> _Records from a data source_:
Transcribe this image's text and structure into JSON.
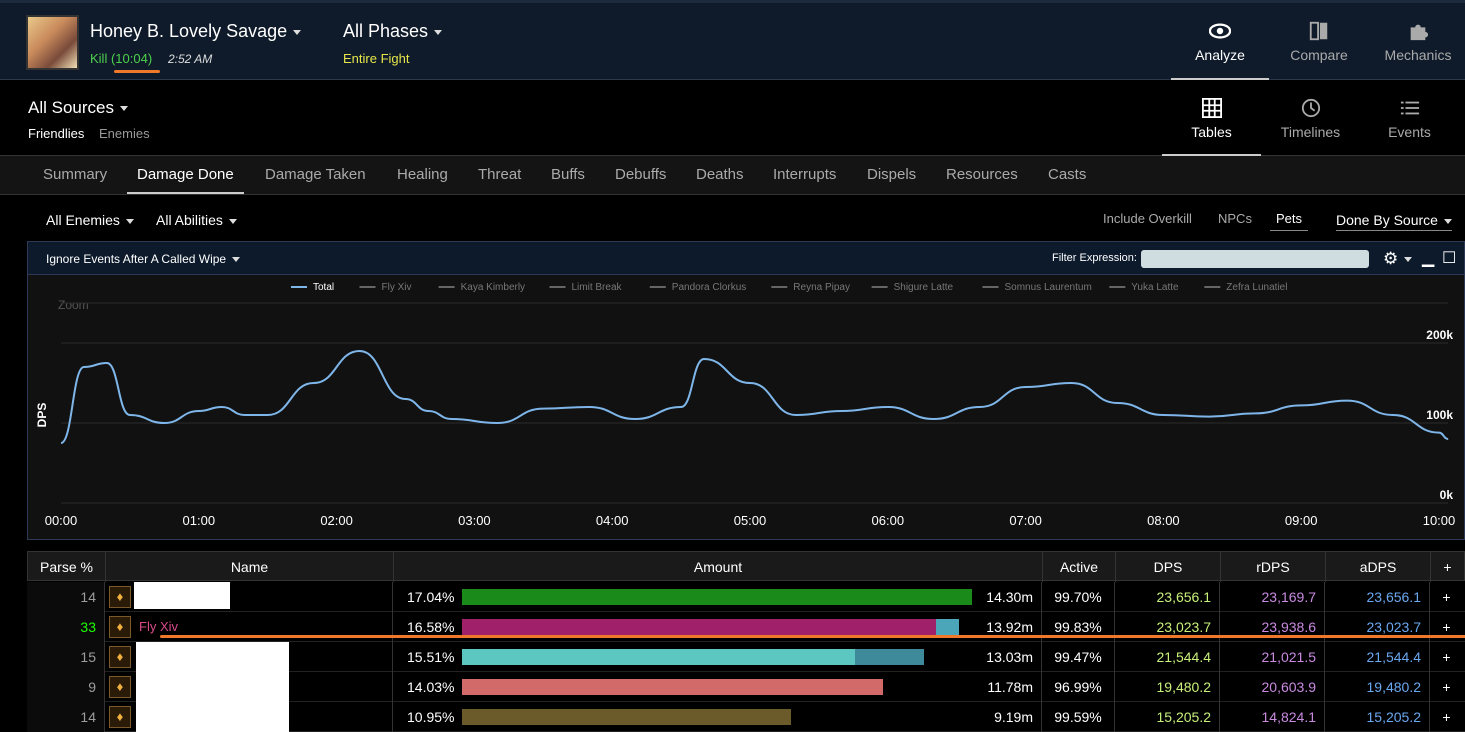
{
  "header": {
    "fight_title": "Honey B. Lovely Savage",
    "kill_label": "Kill",
    "kill_duration": "(10:04)",
    "kill_time": "2:52 AM",
    "phases": "All Phases",
    "phase_sub": "Entire Fight",
    "nav": [
      {
        "label": "Analyze",
        "icon": "eye-icon",
        "active": true
      },
      {
        "label": "Compare",
        "icon": "compare-icon"
      },
      {
        "label": "Mechanics",
        "icon": "puzzle-icon"
      }
    ]
  },
  "sources": {
    "title": "All Sources",
    "friendlies": "Friendlies",
    "enemies": "Enemies",
    "views": [
      {
        "label": "Tables",
        "icon": "grid-icon",
        "active": true
      },
      {
        "label": "Timelines",
        "icon": "clock-icon"
      },
      {
        "label": "Events",
        "icon": "list-icon"
      }
    ]
  },
  "tabs": [
    "Summary",
    "Damage Done",
    "Damage Taken",
    "Healing",
    "Threat",
    "Buffs",
    "Debuffs",
    "Deaths",
    "Interrupts",
    "Dispels",
    "Resources",
    "Casts"
  ],
  "filters": {
    "enemies": "All Enemies",
    "abilities": "All Abilities",
    "include_overkill": "Include Overkill",
    "npcs": "NPCs",
    "pets": "Pets",
    "done_by": "Done By Source"
  },
  "chart_panel": {
    "ignore_events": "Ignore Events After A Called Wipe",
    "filter_label": "Filter Expression:",
    "zoom_label": "Zoom"
  },
  "chart_data": {
    "type": "line",
    "ylabel": "DPS",
    "ylim": [
      0,
      260000
    ],
    "yticks": [
      "0k",
      "100k",
      "200k"
    ],
    "xticks": [
      "00:00",
      "01:00",
      "02:00",
      "03:00",
      "04:00",
      "05:00",
      "06:00",
      "07:00",
      "08:00",
      "09:00",
      "10:00"
    ],
    "legend": [
      "Total",
      "Fly Xiv",
      "Kaya Kimberly",
      "Limit Break",
      "Pandora Clorkus",
      "Reyna Pipay",
      "Shigure Latte",
      "Somnus Laurentum",
      "Yuka Latte",
      "Zefra Lunatiel"
    ],
    "series": [
      {
        "name": "Total",
        "color": "#7fb6ea",
        "x_seconds": [
          0,
          10,
          20,
          30,
          45,
          60,
          70,
          80,
          90,
          110,
          130,
          150,
          160,
          170,
          190,
          210,
          230,
          250,
          270,
          280,
          300,
          320,
          340,
          360,
          380,
          400,
          420,
          440,
          460,
          480,
          500,
          520,
          540,
          560,
          580,
          600,
          604
        ],
        "values": [
          75000,
          170000,
          175000,
          110000,
          100000,
          115000,
          120000,
          110000,
          110000,
          150000,
          190000,
          130000,
          115000,
          105000,
          100000,
          118000,
          120000,
          105000,
          120000,
          180000,
          150000,
          110000,
          115000,
          120000,
          105000,
          120000,
          145000,
          150000,
          125000,
          110000,
          108000,
          112000,
          122000,
          128000,
          110000,
          88000,
          80000
        ]
      }
    ]
  },
  "table": {
    "columns": [
      "Parse %",
      "Name",
      "Amount",
      "Active",
      "DPS",
      "rDPS",
      "aDPS",
      "+"
    ],
    "rows": [
      {
        "parse": "14",
        "parse_color": "#9d9d9d",
        "name": "",
        "pct": "17.04%",
        "amount": "14.30m",
        "active": "99.70%",
        "dps": "23,656.1",
        "rdps": "23,169.7",
        "adps": "23,656.1",
        "bar_color": "#1a8a1a",
        "bar_frac": 1.0,
        "bar2_color": null,
        "bar2_frac": 0,
        "icon": "job-icon"
      },
      {
        "parse": "33",
        "parse_color": "#1eff00",
        "name": "Fly Xiv",
        "name_color": "#d84a8a",
        "pct": "16.58%",
        "amount": "13.92m",
        "active": "99.83%",
        "dps": "23,023.7",
        "rdps": "23,938.6",
        "adps": "23,023.7",
        "bar_color": "#a0206a",
        "bar_frac": 0.93,
        "bar2_color": "#4aa6b8",
        "bar2_frac": 0.045,
        "icon": "job-icon"
      },
      {
        "parse": "15",
        "parse_color": "#9d9d9d",
        "name": "",
        "pct": "15.51%",
        "amount": "13.03m",
        "active": "99.47%",
        "dps": "21,544.4",
        "rdps": "21,021.5",
        "adps": "21,544.4",
        "bar_color": "#5cc7c0",
        "bar_frac": 0.77,
        "bar2_color": "#3f8a9a",
        "bar2_frac": 0.135,
        "icon": "job-icon"
      },
      {
        "parse": "9",
        "parse_color": "#9d9d9d",
        "name": "",
        "pct": "14.03%",
        "amount": "11.78m",
        "active": "96.99%",
        "dps": "19,480.2",
        "rdps": "20,603.9",
        "adps": "19,480.2",
        "bar_color": "#d26a6a",
        "bar_frac": 0.825,
        "bar2_color": null,
        "bar2_frac": 0,
        "icon": "job-icon"
      },
      {
        "parse": "14",
        "parse_color": "#9d9d9d",
        "name": "",
        "pct": "10.95%",
        "amount": "9.19m",
        "active": "99.59%",
        "dps": "15,205.2",
        "rdps": "14,824.1",
        "adps": "15,205.2",
        "bar_color": "#6b5a2a",
        "bar_frac": 0.645,
        "bar2_color": null,
        "bar2_frac": 0,
        "icon": "job-icon"
      }
    ]
  }
}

> _Directions for this task_:
Transcribe the material exactly, and leave out whatever pictures it holds.

> _Solution_:
Transcribe this image's text and structure into JSON.
{
  "header": {
    "fight_title": "Honey B. Lovely Savage",
    "kill_label": "Kill",
    "kill_duration": "(10:04)",
    "kill_time": "2:52 AM",
    "phases": "All Phases",
    "phase_sub": "Entire Fight",
    "nav": [
      {
        "label": "Analyze",
        "icon": "eye-icon",
        "active": true
      },
      {
        "label": "Compare",
        "icon": "compare-icon"
      },
      {
        "label": "Mechanics",
        "icon": "puzzle-icon"
      }
    ]
  },
  "sources": {
    "title": "All Sources",
    "friendlies": "Friendlies",
    "enemies": "Enemies",
    "views": [
      {
        "label": "Tables",
        "icon": "grid-icon",
        "active": true
      },
      {
        "label": "Timelines",
        "icon": "clock-icon"
      },
      {
        "label": "Events",
        "icon": "list-icon"
      }
    ]
  },
  "tabs": [
    "Summary",
    "Damage Done",
    "Damage Taken",
    "Healing",
    "Threat",
    "Buffs",
    "Debuffs",
    "Deaths",
    "Interrupts",
    "Dispels",
    "Resources",
    "Casts"
  ],
  "filters": {
    "enemies": "All Enemies",
    "abilities": "All Abilities",
    "include_overkill": "Include Overkill",
    "npcs": "NPCs",
    "pets": "Pets",
    "done_by": "Done By Source"
  },
  "chart_panel": {
    "ignore_events": "Ignore Events After A Called Wipe",
    "filter_label": "Filter Expression:",
    "zoom_label": "Zoom"
  },
  "chart_data": {
    "type": "line",
    "ylabel": "DPS",
    "ylim": [
      0,
      260000
    ],
    "yticks": [
      "0k",
      "100k",
      "200k"
    ],
    "xticks": [
      "00:00",
      "01:00",
      "02:00",
      "03:00",
      "04:00",
      "05:00",
      "06:00",
      "07:00",
      "08:00",
      "09:00",
      "10:00"
    ],
    "legend": [
      "Total",
      "Fly Xiv",
      "Kaya Kimberly",
      "Limit Break",
      "Pandora Clorkus",
      "Reyna Pipay",
      "Shigure Latte",
      "Somnus Laurentum",
      "Yuka Latte",
      "Zefra Lunatiel"
    ],
    "series": [
      {
        "name": "Total",
        "color": "#7fb6ea",
        "x_seconds": [
          0,
          10,
          20,
          30,
          45,
          60,
          70,
          80,
          90,
          110,
          130,
          150,
          160,
          170,
          190,
          210,
          230,
          250,
          270,
          280,
          300,
          320,
          340,
          360,
          380,
          400,
          420,
          440,
          460,
          480,
          500,
          520,
          540,
          560,
          580,
          600,
          604
        ],
        "values": [
          75000,
          170000,
          175000,
          110000,
          100000,
          115000,
          120000,
          110000,
          110000,
          150000,
          190000,
          130000,
          115000,
          105000,
          100000,
          118000,
          120000,
          105000,
          120000,
          180000,
          150000,
          110000,
          115000,
          120000,
          105000,
          120000,
          145000,
          150000,
          125000,
          110000,
          108000,
          112000,
          122000,
          128000,
          110000,
          88000,
          80000
        ]
      }
    ]
  },
  "table": {
    "columns": [
      "Parse %",
      "Name",
      "Amount",
      "Active",
      "DPS",
      "rDPS",
      "aDPS",
      "+"
    ],
    "rows": [
      {
        "parse": "14",
        "parse_color": "#9d9d9d",
        "name": "",
        "pct": "17.04%",
        "amount": "14.30m",
        "active": "99.70%",
        "dps": "23,656.1",
        "rdps": "23,169.7",
        "adps": "23,656.1",
        "bar_color": "#1a8a1a",
        "bar_frac": 1.0,
        "bar2_color": null,
        "bar2_frac": 0,
        "icon": "job-icon"
      },
      {
        "parse": "33",
        "parse_color": "#1eff00",
        "name": "Fly Xiv",
        "name_color": "#d84a8a",
        "pct": "16.58%",
        "amount": "13.92m",
        "active": "99.83%",
        "dps": "23,023.7",
        "rdps": "23,938.6",
        "adps": "23,023.7",
        "bar_color": "#a0206a",
        "bar_frac": 0.93,
        "bar2_color": "#4aa6b8",
        "bar2_frac": 0.045,
        "icon": "job-icon"
      },
      {
        "parse": "15",
        "parse_color": "#9d9d9d",
        "name": "",
        "pct": "15.51%",
        "amount": "13.03m",
        "active": "99.47%",
        "dps": "21,544.4",
        "rdps": "21,021.5",
        "adps": "21,544.4",
        "bar_color": "#5cc7c0",
        "bar_frac": 0.77,
        "bar2_color": "#3f8a9a",
        "bar2_frac": 0.135,
        "icon": "job-icon"
      },
      {
        "parse": "9",
        "parse_color": "#9d9d9d",
        "name": "",
        "pct": "14.03%",
        "amount": "11.78m",
        "active": "96.99%",
        "dps": "19,480.2",
        "rdps": "20,603.9",
        "adps": "19,480.2",
        "bar_color": "#d26a6a",
        "bar_frac": 0.825,
        "bar2_color": null,
        "bar2_frac": 0,
        "icon": "job-icon"
      },
      {
        "parse": "14",
        "parse_color": "#9d9d9d",
        "name": "",
        "pct": "10.95%",
        "amount": "9.19m",
        "active": "99.59%",
        "dps": "15,205.2",
        "rdps": "14,824.1",
        "adps": "15,205.2",
        "bar_color": "#6b5a2a",
        "bar_frac": 0.645,
        "bar2_color": null,
        "bar2_frac": 0,
        "icon": "job-icon"
      }
    ]
  }
}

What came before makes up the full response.